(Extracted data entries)
_ _ _ _ _ _ _

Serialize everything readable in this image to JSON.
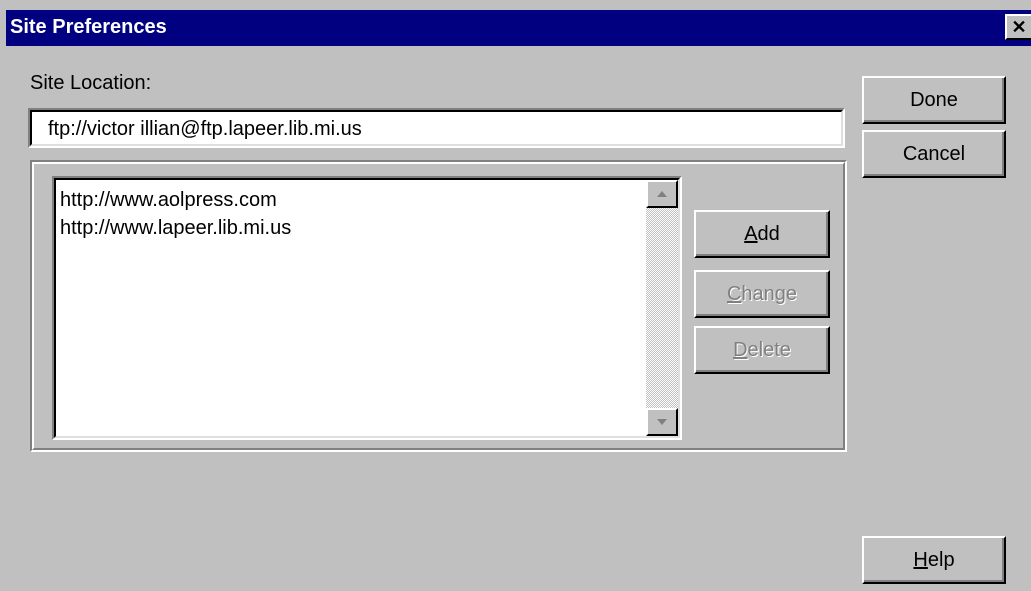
{
  "window": {
    "title": "Site Preferences",
    "close_label": "✕"
  },
  "site_location": {
    "label": "Site Location:",
    "value": "ftp://victor illian@ftp.lapeer.lib.mi.us"
  },
  "site_list": {
    "items": [
      "http://www.aolpress.com",
      "http://www.lapeer.lib.mi.us"
    ]
  },
  "buttons": {
    "done": "Done",
    "cancel": "Cancel",
    "add_mnemonic": "A",
    "add_rest": "dd",
    "change_mnemonic": "C",
    "change_rest": "hange",
    "delete_mnemonic": "D",
    "delete_rest": "elete",
    "help_mnemonic": "H",
    "help_rest": "elp"
  },
  "icons": {
    "scroll_up": "arrow-up-icon",
    "scroll_down": "arrow-down-icon",
    "close": "close-icon"
  }
}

_ _ _ _ _ _ _

STATED GOAL =
Find each line that has the word "http", then copy it out.

OUTPUT OF THE EXERCISE =
      "http://www.aolpress.com",
      "http://www.lapeer.lib.mi.us"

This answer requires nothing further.